• _Goal_
Copy out all lines that hold "elements".

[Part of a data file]

◆ ◆ ◆ ◆ ◆ ◆ ◆

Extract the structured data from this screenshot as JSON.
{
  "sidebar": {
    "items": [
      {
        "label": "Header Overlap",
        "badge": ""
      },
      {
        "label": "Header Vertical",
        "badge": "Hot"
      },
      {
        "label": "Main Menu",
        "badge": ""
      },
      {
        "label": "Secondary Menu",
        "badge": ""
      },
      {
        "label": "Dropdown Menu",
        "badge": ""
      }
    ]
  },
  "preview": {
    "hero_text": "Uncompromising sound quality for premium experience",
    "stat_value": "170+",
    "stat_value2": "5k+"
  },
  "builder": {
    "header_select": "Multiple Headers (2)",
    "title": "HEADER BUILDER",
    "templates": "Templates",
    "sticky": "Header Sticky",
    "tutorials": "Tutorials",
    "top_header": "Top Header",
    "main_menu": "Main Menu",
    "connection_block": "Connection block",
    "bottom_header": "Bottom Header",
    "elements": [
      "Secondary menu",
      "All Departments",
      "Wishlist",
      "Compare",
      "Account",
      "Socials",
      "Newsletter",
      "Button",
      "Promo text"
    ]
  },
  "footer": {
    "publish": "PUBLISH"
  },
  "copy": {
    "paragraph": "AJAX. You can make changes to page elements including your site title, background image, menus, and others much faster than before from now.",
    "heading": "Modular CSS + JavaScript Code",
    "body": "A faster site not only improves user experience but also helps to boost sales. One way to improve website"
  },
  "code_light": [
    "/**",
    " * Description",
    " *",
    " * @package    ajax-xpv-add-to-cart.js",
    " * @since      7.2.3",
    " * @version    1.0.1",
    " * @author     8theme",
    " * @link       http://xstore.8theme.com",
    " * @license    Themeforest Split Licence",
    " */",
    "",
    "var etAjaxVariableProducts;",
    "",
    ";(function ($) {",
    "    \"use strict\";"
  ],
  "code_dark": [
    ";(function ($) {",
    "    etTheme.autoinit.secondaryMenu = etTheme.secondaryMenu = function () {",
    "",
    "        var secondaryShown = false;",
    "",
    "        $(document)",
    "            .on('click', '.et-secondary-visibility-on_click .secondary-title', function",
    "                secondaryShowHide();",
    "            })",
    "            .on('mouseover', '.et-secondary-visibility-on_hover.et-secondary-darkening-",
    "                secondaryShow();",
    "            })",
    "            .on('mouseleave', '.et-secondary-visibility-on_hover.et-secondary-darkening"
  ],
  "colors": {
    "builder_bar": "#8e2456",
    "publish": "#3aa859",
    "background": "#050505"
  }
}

◆ ◆ ◆ ◆ ◆ ◆ ◆

• _Problem solution_
    "elements": [
    "paragraph": "AJAX. You can make changes to page elements including your site title, background image, menus, and others much faster than before from now.",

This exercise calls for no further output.